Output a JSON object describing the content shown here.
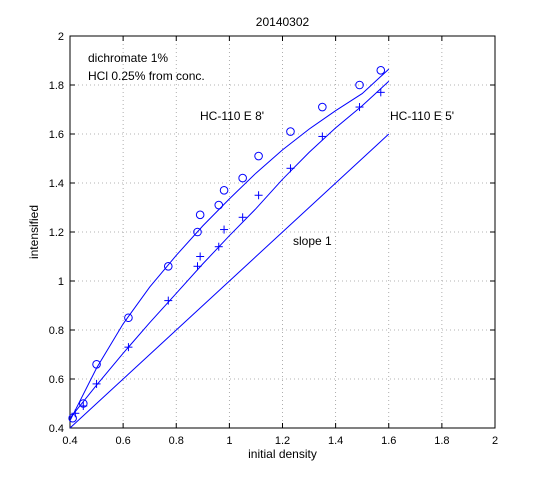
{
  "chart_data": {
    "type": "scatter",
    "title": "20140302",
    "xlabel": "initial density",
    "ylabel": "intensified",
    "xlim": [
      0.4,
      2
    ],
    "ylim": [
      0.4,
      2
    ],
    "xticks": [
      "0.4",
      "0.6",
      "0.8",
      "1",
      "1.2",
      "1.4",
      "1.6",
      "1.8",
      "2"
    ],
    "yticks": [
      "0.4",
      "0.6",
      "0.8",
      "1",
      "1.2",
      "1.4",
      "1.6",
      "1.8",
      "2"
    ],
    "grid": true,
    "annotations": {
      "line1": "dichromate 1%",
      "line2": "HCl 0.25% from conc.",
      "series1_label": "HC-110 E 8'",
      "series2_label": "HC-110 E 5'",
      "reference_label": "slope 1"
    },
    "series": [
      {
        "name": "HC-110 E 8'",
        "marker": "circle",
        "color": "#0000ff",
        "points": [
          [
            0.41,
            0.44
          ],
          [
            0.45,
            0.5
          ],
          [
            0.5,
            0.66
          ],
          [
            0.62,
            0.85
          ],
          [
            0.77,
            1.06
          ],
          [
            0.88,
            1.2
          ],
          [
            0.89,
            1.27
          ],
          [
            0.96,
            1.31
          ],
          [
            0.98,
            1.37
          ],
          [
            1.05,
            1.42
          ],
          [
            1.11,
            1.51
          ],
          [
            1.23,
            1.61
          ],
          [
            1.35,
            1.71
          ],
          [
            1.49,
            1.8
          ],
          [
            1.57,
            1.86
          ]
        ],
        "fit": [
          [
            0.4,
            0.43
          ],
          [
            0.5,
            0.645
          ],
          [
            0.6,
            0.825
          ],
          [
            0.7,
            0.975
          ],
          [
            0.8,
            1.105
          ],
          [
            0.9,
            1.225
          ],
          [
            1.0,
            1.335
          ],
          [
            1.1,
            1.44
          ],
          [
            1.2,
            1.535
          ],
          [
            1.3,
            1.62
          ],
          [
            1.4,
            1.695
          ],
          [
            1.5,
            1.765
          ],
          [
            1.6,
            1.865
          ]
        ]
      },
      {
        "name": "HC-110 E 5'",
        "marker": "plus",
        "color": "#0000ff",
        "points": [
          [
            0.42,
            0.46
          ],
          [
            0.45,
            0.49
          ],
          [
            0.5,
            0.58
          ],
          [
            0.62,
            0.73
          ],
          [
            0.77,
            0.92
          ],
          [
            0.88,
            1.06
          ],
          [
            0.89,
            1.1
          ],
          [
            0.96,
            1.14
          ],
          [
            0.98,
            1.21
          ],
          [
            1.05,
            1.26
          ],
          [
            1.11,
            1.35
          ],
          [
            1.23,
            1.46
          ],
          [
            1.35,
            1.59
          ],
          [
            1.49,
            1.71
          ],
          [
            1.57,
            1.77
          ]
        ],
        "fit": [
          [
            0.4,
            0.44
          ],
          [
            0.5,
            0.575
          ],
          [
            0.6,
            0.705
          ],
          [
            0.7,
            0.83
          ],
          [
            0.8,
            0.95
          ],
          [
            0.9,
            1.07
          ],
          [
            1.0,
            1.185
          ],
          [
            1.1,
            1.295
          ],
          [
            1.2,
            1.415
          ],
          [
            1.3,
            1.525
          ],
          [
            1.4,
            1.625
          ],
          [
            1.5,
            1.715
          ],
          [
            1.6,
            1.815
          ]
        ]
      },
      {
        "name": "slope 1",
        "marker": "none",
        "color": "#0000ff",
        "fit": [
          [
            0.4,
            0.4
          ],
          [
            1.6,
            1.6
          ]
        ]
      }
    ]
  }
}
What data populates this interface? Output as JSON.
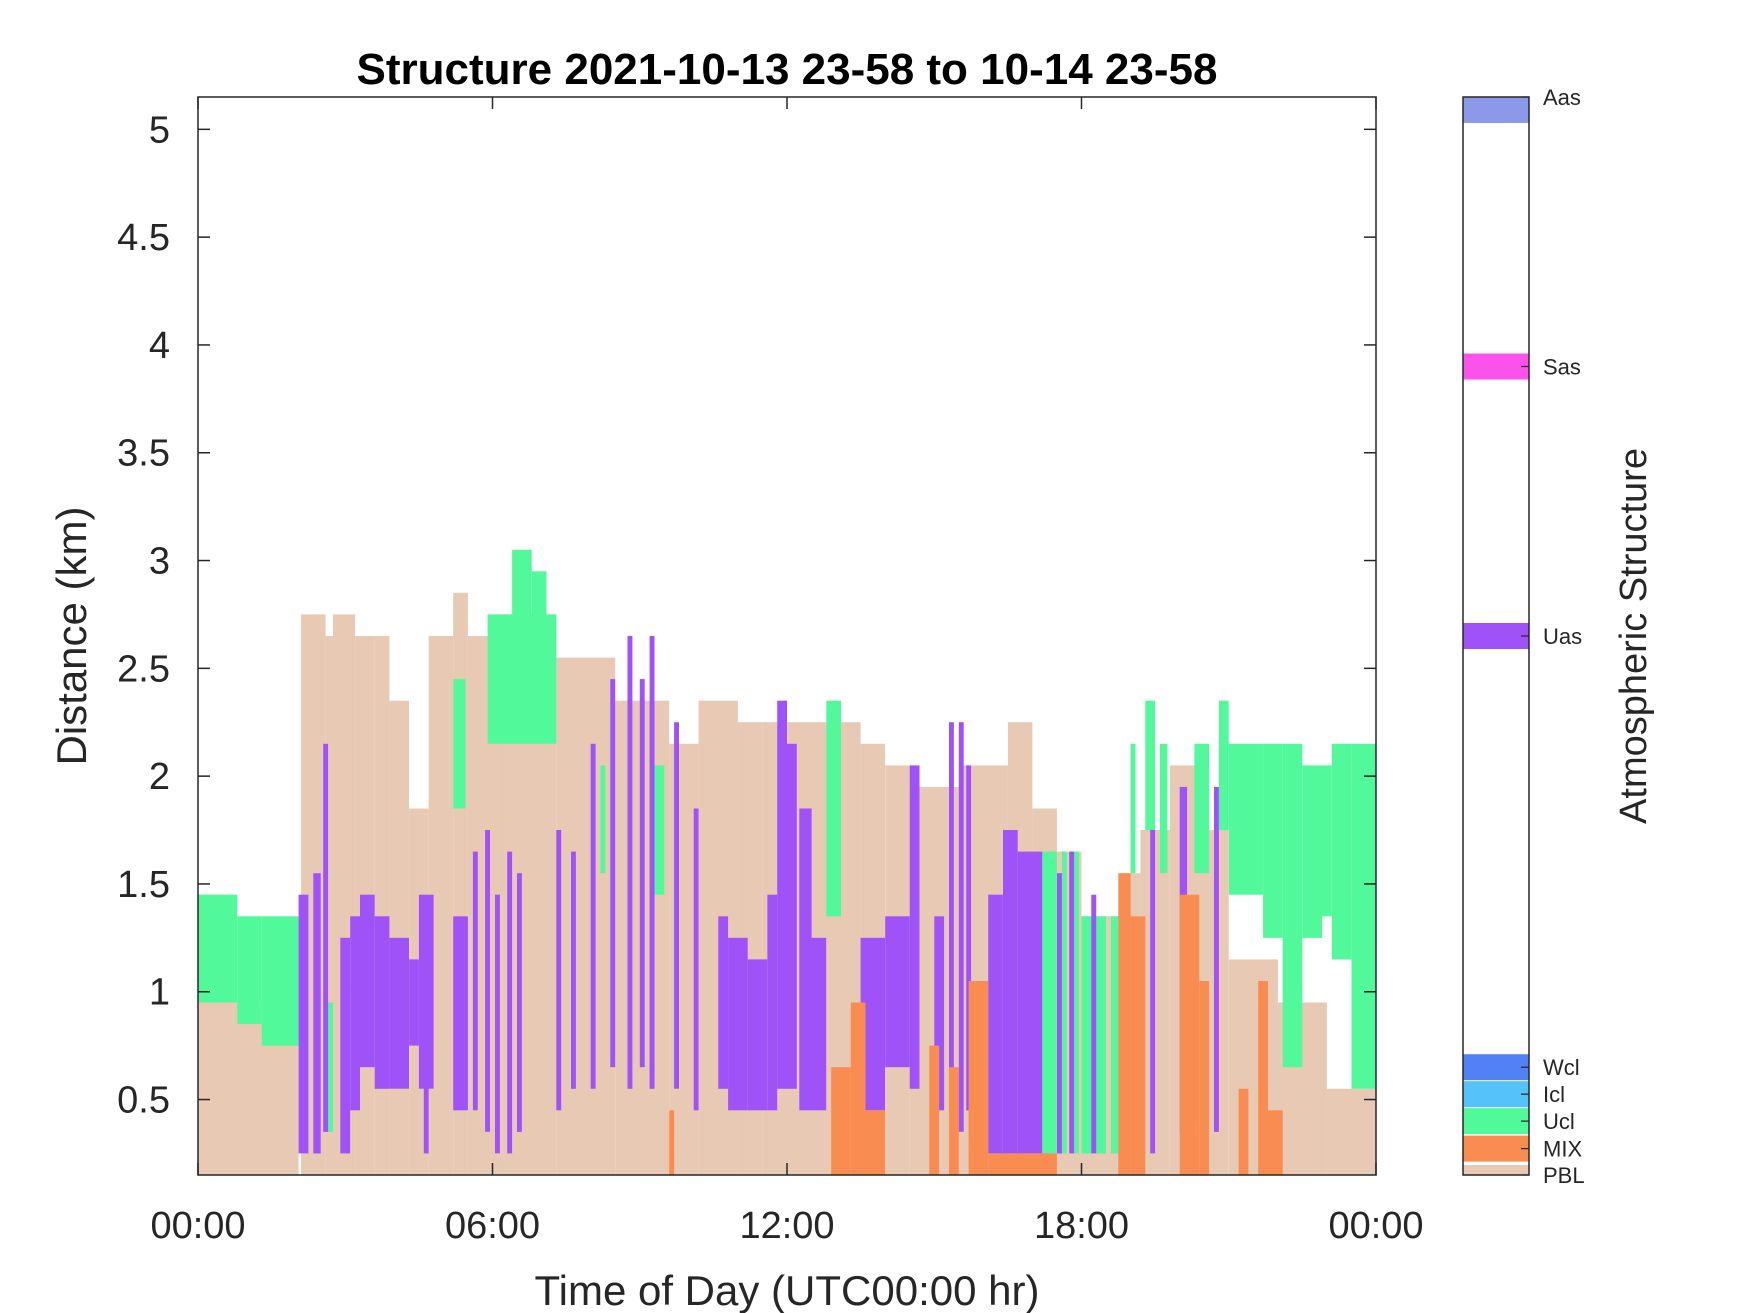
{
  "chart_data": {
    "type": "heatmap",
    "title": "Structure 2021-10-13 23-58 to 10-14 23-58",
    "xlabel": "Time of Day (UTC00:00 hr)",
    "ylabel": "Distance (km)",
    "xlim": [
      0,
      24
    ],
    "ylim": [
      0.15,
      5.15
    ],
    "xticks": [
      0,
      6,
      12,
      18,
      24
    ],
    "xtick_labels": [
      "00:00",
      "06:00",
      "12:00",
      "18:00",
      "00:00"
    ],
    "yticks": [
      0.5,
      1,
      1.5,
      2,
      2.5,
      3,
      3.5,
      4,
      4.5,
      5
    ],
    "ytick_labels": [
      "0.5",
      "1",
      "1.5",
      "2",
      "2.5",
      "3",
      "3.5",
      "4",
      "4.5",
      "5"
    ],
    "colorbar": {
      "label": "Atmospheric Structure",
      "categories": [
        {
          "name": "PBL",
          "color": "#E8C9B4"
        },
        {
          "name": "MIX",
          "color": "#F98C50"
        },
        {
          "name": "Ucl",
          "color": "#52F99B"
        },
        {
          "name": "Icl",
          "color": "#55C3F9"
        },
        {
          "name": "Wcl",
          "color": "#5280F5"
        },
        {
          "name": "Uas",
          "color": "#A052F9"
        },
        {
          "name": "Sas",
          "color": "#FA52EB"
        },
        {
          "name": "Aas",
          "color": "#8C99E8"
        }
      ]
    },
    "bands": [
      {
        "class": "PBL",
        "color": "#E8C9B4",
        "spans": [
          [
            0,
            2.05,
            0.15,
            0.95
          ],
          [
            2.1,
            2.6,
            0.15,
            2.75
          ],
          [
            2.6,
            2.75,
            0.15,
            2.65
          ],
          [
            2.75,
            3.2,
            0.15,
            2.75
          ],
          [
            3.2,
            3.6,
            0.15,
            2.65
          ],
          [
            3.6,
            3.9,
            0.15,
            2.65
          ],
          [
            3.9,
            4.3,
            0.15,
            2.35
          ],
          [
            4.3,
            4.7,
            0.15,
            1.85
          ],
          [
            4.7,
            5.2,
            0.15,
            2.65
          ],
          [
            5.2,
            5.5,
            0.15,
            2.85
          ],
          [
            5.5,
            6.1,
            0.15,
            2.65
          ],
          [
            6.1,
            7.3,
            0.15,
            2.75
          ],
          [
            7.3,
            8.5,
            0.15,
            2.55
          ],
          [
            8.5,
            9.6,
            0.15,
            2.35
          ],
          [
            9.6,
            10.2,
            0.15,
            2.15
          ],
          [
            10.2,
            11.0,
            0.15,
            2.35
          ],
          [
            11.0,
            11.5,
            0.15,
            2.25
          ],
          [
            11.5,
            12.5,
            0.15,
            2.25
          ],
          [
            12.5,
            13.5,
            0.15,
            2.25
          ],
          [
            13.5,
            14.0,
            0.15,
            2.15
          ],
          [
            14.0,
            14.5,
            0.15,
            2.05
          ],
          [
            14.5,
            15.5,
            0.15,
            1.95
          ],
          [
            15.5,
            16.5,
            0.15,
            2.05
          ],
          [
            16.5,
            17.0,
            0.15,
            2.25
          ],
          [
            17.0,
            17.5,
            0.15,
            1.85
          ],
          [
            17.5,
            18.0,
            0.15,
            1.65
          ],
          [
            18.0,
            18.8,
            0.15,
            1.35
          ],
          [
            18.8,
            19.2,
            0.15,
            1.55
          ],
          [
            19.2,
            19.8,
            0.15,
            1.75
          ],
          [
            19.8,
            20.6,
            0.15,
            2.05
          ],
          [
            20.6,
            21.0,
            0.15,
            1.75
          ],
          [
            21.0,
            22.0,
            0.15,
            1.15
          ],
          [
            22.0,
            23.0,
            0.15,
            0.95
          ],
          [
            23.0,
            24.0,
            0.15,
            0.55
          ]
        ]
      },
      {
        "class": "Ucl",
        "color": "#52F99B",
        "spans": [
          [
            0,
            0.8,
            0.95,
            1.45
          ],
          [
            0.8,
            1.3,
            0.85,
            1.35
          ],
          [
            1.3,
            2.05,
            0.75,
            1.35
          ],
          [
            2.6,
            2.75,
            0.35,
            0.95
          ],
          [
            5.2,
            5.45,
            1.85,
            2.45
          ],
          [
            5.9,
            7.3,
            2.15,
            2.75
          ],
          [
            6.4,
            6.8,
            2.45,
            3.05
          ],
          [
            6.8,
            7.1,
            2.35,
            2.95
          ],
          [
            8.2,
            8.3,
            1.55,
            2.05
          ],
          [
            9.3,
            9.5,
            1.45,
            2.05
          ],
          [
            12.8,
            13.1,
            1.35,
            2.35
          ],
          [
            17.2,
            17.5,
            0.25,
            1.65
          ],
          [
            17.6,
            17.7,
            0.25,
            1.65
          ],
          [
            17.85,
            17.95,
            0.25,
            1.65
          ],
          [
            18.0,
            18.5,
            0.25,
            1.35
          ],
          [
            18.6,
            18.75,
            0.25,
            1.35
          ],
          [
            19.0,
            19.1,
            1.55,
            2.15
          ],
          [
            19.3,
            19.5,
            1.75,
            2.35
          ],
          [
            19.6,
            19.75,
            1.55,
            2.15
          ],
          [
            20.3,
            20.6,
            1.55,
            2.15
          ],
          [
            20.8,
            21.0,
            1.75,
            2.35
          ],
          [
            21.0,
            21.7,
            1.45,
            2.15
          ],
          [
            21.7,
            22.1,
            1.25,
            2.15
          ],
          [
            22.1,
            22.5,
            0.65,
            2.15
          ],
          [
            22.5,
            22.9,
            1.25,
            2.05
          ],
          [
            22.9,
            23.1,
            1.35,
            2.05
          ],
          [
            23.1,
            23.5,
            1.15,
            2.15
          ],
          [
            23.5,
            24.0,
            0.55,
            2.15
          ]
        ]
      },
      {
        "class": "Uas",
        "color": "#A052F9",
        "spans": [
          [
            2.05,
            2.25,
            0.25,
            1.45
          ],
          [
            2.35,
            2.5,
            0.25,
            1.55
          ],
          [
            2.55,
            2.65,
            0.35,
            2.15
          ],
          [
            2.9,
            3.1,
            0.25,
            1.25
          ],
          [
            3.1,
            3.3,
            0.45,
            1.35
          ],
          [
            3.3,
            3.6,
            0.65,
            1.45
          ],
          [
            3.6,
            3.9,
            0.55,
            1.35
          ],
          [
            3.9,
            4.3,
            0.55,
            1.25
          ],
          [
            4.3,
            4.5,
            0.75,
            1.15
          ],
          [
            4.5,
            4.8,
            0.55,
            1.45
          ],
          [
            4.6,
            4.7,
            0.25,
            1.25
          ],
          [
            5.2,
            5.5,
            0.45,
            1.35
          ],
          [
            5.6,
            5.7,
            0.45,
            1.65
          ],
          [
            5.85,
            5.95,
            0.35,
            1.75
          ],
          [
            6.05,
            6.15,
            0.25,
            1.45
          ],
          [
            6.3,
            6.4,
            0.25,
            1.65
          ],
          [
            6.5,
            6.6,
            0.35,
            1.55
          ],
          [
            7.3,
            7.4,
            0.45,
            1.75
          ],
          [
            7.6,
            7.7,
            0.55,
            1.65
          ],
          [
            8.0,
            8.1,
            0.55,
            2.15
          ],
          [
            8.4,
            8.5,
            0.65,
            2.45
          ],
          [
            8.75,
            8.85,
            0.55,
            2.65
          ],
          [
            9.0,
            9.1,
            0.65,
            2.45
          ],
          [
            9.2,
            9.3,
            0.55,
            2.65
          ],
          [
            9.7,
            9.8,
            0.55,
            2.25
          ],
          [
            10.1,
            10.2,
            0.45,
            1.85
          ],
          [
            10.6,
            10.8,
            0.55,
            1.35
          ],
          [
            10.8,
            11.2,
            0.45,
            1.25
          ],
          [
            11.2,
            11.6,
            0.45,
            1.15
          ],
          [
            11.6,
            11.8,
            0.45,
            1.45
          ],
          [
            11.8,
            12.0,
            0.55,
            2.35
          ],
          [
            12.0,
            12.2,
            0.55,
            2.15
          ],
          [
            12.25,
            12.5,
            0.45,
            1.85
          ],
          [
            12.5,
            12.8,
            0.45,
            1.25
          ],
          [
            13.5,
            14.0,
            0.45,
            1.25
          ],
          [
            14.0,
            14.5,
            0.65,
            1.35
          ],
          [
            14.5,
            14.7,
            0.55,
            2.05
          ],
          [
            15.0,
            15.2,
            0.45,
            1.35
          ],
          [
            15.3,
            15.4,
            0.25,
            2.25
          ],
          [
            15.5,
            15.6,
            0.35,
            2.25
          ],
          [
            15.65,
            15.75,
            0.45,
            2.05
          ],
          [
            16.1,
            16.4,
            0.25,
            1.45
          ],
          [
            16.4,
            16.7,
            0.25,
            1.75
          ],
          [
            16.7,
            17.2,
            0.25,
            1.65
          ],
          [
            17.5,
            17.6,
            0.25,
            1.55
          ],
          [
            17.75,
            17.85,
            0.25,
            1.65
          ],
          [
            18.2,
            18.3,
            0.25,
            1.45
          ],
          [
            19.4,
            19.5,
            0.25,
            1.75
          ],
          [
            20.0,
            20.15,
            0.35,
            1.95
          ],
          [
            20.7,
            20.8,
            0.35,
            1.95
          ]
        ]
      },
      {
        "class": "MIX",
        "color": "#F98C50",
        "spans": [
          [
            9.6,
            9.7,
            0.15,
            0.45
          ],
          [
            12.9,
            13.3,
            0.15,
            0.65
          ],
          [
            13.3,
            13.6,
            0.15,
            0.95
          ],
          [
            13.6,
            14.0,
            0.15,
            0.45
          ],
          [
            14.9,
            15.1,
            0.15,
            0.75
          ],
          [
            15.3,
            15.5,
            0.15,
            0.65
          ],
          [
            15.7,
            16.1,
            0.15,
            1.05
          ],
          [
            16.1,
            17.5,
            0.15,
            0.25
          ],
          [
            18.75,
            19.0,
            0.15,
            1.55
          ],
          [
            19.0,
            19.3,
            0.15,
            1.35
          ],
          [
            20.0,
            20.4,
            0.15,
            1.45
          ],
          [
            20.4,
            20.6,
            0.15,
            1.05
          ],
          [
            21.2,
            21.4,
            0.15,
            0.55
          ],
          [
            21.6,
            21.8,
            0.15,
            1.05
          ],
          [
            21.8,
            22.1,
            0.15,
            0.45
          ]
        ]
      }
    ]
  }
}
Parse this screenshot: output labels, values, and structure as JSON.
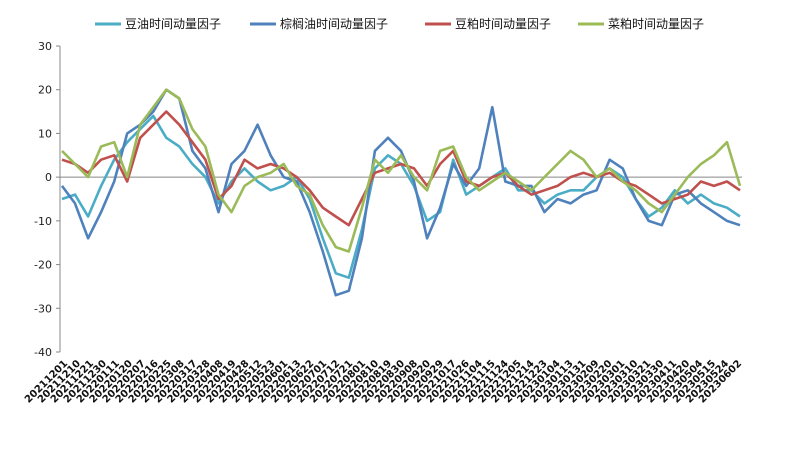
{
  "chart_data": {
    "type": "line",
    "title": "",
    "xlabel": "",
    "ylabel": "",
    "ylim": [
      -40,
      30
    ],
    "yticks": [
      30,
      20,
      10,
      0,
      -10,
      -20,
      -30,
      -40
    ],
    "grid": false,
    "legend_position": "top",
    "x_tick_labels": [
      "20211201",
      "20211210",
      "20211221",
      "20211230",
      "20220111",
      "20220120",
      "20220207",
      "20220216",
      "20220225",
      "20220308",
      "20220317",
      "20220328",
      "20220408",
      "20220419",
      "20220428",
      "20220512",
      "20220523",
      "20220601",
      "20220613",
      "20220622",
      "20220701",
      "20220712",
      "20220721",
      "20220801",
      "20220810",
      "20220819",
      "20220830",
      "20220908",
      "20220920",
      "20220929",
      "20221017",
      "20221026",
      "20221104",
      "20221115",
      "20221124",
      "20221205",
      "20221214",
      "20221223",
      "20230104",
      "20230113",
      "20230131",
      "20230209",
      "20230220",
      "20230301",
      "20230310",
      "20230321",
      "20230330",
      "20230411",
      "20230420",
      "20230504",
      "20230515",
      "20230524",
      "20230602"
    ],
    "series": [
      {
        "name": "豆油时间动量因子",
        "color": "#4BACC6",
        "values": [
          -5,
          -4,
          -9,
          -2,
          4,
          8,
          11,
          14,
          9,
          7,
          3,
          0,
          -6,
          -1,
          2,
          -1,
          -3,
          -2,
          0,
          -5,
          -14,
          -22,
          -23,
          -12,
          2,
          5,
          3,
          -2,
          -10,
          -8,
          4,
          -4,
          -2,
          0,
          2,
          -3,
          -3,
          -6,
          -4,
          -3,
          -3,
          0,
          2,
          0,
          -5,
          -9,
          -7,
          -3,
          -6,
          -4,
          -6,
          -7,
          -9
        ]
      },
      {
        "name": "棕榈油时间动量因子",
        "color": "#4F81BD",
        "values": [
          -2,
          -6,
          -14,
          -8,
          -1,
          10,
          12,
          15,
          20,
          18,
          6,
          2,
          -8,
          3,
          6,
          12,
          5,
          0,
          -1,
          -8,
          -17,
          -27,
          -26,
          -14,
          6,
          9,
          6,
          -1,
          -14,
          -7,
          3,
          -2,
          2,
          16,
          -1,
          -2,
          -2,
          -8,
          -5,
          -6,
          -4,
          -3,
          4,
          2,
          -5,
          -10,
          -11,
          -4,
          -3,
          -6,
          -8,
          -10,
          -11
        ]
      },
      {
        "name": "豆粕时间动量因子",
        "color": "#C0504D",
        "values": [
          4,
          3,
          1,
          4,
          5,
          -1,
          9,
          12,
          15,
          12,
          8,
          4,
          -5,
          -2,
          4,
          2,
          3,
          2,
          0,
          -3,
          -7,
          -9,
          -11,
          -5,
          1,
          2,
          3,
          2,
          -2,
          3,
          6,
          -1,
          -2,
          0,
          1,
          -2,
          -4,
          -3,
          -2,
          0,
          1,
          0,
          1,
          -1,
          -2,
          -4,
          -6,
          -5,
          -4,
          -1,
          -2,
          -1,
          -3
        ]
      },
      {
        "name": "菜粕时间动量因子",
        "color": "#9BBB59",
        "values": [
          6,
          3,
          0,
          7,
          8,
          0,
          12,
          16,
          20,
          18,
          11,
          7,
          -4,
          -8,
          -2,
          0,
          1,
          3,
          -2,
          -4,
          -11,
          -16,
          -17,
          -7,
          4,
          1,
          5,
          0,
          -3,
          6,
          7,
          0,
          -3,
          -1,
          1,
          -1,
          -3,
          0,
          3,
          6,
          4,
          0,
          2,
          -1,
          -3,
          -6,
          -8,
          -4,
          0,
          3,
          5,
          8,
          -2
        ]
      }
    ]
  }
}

* * *

• [EXERCISE TASK]:
Scan the records above for the string "this", then report every line that contains it.

• [THE REPLY]:
What data populates this interface? Output as JSON.
Parse this screenshot: output labels, values, and structure as JSON.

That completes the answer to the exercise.